> **To be done**
From the line that has "Transcribe the text in this document." down to the final line of the listing below, transcribe every line exactly, and only those.

(Data records)
■ ■ ■ ■ ■

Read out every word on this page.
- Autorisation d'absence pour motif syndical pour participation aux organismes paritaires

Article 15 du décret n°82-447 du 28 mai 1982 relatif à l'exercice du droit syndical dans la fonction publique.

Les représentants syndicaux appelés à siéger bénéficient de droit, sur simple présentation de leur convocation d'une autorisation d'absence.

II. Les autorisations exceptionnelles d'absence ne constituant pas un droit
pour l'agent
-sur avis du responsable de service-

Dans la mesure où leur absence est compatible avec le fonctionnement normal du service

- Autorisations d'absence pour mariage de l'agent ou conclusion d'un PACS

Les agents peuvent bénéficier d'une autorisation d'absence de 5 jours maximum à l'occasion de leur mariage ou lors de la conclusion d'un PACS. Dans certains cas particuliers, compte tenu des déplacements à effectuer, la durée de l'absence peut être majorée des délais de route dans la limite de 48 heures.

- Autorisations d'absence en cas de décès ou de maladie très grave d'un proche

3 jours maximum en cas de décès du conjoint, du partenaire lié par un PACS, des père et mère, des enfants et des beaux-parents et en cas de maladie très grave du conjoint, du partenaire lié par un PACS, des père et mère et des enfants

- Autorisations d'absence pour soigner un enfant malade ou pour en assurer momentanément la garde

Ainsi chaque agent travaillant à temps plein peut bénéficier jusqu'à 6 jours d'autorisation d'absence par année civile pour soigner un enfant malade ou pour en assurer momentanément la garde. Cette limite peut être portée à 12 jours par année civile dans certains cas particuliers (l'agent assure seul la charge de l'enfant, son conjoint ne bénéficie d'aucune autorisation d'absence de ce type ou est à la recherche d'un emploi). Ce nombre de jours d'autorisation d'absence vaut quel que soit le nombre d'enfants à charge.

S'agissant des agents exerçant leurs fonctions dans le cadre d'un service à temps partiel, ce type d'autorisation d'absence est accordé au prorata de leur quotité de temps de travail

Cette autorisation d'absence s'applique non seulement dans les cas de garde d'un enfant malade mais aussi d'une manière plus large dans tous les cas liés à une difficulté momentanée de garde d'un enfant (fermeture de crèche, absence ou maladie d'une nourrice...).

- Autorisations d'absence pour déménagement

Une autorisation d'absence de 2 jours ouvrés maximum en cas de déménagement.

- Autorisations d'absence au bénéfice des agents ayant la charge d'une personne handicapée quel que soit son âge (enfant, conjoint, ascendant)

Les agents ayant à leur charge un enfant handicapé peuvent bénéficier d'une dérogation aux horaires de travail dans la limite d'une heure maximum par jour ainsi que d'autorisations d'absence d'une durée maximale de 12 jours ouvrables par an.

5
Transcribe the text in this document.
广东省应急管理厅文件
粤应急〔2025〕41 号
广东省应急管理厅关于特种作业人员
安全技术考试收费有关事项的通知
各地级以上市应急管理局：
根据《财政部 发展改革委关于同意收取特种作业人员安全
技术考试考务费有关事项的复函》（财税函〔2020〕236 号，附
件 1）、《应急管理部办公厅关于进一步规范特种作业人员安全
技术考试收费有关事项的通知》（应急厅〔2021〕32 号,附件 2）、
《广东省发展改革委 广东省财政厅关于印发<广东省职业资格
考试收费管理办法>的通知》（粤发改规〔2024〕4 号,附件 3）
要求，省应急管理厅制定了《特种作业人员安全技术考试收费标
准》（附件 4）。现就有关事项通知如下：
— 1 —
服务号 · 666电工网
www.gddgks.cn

■ ■ ■ ■ ■

> **Answer to this problem**
Transcribe the text in this document.
广东省应急管理厅文件
粤应急〔2025〕41 号
广东省应急管理厅关于特种作业人员
安全技术考试收费有关事项的通知
各地级以上市应急管理局：
根据《财政部 发展改革委关于同意收取特种作业人员安全
技术考试考务费有关事项的复函》（财税函〔2020〕236 号，附
件 1）、《应急管理部办公厅关于进一步规范特种作业人员安全
技术考试收费有关事项的通知》（应急厅〔2021〕32 号,附件 2）、
《广东省发展改革委 广东省财政厅关于印发<广东省职业资格
考试收费管理办法>的通知》（粤发改规〔2024〕4 号,附件 3）
要求，省应急管理厅制定了《特种作业人员安全技术考试收费标
准》（附件 4）。现就有关事项通知如下：
— 1 —
服务号 · 666电工网
www.gddgks.cn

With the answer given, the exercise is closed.